Stated task: Here are some records; copy every line that holds the word "this".

╭─ Recorded data

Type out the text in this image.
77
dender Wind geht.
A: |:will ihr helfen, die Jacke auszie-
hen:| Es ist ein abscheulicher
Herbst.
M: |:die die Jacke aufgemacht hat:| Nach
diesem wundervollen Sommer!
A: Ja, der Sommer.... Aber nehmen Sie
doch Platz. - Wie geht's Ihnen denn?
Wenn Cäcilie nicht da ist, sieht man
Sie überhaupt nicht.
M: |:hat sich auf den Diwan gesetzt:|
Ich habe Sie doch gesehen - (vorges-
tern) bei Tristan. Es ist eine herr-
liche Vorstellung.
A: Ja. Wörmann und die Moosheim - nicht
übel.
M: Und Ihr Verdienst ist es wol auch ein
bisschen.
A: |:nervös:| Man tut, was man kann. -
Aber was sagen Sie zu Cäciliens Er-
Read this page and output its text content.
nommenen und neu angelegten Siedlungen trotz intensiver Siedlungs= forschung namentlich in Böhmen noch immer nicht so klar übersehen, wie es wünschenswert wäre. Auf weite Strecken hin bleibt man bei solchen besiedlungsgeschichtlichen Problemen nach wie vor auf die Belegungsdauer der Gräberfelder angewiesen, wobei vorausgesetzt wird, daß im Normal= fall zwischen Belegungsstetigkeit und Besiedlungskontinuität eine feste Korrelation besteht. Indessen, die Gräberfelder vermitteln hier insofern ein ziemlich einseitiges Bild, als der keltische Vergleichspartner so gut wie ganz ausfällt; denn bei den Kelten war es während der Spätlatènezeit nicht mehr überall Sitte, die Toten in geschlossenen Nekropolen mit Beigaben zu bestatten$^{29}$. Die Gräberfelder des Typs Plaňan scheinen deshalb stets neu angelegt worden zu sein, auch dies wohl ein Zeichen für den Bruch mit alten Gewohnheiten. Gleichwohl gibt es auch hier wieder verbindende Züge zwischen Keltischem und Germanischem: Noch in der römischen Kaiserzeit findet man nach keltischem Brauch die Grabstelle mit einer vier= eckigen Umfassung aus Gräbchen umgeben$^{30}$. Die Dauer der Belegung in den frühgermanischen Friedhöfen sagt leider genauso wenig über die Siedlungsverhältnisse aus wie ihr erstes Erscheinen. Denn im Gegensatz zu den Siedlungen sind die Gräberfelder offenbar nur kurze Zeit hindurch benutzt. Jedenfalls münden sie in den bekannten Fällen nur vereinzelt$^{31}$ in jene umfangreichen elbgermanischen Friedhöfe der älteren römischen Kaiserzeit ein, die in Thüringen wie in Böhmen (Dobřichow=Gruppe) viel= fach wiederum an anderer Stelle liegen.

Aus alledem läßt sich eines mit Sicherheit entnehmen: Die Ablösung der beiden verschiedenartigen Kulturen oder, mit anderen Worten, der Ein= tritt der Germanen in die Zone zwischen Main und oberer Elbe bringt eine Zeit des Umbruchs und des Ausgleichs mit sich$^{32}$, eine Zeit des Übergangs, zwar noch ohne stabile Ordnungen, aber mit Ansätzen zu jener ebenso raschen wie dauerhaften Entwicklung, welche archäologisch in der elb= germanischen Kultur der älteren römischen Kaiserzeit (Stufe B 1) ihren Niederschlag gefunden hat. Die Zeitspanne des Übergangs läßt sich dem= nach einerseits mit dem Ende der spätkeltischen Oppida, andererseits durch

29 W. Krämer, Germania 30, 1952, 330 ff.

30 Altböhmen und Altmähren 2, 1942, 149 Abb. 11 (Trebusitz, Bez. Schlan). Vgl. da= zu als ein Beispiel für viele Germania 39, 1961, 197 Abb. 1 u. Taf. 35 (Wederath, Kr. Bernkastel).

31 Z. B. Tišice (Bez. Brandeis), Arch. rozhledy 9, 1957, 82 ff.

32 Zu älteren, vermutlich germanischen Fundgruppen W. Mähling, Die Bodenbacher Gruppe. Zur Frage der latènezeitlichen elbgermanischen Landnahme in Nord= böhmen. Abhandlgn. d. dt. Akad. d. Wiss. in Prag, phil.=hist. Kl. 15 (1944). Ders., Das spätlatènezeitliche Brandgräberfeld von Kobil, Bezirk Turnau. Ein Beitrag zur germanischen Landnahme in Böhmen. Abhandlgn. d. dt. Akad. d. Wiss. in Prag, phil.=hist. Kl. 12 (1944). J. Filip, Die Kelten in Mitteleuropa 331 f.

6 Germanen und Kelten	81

╰─

Result:
Type out the text in this image.
Read this page and output its text content.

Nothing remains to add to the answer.